From the listing below, extract every line containing "name".
== Dataset excerpts ==
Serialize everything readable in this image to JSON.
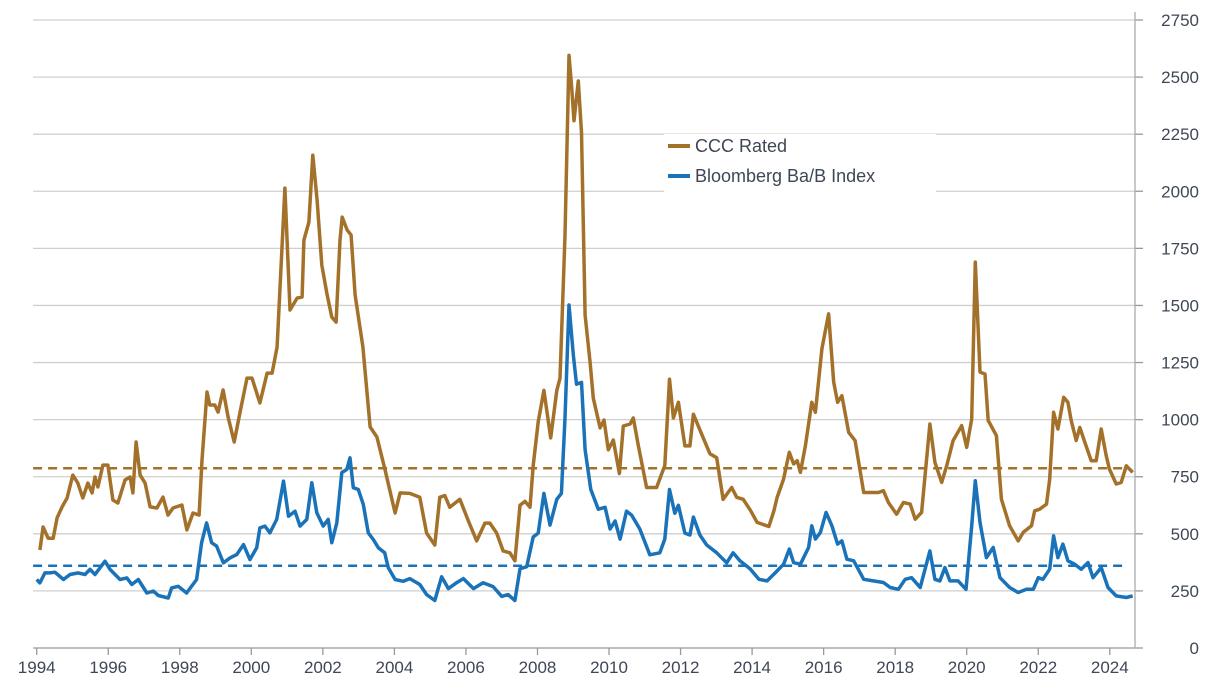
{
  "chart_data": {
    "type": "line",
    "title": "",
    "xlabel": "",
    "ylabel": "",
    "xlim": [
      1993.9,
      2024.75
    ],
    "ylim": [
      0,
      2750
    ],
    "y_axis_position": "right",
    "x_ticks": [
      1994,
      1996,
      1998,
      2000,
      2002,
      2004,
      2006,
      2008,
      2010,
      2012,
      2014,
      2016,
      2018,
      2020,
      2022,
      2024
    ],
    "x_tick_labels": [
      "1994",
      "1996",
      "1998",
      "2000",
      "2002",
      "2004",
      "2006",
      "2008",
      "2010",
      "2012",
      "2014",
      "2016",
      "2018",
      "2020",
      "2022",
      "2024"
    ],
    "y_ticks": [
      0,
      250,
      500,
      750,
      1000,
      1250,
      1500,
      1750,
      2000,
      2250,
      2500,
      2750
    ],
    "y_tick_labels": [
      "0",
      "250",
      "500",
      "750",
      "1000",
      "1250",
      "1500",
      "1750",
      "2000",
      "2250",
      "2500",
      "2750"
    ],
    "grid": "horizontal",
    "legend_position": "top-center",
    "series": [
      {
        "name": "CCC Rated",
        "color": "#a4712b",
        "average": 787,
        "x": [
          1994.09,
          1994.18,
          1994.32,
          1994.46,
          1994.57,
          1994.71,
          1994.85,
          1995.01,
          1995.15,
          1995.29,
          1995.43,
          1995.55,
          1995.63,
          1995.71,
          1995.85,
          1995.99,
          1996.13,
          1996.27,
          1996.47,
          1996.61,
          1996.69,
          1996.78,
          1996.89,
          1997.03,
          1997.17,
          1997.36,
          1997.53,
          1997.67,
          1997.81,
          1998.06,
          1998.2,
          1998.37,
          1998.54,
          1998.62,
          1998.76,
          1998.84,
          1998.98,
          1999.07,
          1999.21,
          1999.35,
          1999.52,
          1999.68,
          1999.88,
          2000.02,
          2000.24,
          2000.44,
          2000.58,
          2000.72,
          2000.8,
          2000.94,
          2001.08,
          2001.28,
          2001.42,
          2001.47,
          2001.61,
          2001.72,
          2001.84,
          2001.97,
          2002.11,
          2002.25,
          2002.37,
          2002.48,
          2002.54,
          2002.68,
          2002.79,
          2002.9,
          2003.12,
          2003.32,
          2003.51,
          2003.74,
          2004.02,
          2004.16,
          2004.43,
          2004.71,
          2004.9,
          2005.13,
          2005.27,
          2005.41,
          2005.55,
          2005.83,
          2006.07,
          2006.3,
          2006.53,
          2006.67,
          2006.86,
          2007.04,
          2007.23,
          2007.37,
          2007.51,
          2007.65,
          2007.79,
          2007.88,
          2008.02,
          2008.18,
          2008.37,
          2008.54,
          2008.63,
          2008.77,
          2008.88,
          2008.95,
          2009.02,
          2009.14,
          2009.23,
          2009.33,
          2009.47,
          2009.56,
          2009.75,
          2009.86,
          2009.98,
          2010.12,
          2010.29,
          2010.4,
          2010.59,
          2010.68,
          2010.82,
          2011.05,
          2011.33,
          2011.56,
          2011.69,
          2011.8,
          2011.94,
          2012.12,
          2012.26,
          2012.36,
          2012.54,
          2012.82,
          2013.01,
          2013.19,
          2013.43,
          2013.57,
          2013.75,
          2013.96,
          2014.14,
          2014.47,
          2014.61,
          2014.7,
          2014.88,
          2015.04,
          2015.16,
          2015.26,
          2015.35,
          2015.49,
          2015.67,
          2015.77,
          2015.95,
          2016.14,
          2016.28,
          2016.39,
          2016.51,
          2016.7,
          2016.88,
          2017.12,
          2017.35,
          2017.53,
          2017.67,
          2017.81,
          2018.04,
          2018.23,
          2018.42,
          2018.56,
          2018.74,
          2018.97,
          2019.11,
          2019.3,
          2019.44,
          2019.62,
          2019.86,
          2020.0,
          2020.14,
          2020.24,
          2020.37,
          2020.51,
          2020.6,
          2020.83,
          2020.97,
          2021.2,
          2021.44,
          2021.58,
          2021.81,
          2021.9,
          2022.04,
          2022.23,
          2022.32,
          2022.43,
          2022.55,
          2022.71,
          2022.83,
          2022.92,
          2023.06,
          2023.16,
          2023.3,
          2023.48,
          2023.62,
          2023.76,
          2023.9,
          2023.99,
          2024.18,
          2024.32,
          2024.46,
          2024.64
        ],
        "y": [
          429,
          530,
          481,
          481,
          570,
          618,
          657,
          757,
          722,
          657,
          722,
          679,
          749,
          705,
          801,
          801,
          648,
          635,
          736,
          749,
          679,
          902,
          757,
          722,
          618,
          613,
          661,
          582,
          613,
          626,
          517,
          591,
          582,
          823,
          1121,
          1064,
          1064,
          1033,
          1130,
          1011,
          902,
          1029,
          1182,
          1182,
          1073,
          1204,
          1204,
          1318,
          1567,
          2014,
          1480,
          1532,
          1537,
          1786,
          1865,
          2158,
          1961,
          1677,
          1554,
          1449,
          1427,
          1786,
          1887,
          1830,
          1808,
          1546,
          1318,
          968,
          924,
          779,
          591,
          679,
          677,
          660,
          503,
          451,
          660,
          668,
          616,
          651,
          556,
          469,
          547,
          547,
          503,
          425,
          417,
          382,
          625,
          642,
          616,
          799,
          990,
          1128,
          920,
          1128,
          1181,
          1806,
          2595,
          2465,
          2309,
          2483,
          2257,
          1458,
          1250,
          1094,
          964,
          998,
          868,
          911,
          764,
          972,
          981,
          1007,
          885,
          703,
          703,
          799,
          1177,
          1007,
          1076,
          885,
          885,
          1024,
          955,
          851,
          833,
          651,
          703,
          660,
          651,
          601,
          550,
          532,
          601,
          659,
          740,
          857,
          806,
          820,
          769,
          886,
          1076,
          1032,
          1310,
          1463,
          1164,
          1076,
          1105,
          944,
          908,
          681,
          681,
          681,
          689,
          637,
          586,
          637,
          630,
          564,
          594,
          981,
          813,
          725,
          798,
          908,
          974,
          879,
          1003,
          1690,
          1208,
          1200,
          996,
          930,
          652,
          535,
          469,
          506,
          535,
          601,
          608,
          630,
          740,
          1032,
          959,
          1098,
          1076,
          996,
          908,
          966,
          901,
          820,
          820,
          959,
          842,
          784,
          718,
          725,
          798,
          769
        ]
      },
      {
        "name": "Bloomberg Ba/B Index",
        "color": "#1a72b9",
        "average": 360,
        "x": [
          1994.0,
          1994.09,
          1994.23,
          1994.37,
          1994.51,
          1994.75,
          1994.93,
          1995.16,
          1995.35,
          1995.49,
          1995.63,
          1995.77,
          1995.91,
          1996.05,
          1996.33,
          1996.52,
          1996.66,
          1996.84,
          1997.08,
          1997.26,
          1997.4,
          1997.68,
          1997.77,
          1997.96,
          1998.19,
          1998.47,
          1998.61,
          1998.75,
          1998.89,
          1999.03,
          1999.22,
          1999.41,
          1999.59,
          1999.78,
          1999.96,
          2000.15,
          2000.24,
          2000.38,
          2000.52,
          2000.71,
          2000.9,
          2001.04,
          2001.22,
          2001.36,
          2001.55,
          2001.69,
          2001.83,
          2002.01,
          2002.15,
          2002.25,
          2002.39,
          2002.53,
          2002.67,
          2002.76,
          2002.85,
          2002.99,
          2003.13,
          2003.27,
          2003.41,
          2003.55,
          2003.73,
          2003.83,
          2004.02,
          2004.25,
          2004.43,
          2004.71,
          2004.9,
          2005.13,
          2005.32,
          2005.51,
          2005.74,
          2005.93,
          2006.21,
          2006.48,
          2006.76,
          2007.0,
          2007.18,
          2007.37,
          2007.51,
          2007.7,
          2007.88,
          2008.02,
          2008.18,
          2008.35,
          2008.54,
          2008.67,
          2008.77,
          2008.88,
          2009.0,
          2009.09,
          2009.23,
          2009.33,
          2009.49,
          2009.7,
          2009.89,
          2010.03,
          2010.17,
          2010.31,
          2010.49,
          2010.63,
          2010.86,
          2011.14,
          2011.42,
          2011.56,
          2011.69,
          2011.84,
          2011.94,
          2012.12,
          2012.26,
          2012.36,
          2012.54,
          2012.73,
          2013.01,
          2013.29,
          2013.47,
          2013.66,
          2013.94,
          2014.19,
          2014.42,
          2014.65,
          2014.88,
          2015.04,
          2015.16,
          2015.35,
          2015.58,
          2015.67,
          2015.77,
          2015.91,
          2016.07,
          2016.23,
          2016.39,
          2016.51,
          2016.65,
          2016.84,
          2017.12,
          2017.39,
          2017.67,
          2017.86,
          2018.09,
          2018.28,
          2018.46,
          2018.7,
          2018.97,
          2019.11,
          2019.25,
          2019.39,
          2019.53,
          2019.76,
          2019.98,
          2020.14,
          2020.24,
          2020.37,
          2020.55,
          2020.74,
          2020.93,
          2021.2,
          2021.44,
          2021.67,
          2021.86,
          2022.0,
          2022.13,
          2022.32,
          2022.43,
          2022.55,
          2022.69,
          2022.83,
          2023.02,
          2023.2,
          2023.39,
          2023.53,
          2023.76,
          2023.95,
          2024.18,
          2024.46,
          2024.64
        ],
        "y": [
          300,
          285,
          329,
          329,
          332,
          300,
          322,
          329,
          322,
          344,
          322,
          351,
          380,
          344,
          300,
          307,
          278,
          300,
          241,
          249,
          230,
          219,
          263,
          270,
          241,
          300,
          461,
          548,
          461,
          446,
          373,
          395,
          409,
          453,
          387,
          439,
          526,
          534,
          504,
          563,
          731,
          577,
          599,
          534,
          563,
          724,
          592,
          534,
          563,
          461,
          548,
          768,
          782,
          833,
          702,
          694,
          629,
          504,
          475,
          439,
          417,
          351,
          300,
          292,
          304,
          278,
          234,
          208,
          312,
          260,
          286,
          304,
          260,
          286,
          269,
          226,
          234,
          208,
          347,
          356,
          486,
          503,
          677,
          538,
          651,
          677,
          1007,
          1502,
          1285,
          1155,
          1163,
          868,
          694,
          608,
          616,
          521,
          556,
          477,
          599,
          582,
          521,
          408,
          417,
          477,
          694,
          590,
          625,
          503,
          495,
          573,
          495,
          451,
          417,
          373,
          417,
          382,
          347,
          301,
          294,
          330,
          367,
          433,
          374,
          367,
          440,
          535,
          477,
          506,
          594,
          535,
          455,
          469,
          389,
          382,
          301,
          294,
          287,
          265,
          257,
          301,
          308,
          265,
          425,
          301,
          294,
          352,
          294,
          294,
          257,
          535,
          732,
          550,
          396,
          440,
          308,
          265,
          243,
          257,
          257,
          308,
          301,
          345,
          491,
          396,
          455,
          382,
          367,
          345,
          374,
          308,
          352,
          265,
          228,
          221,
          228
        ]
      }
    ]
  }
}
===
Right answer:
        "name": "CCC Rated",
        "name": "Bloomberg Ba/B Index",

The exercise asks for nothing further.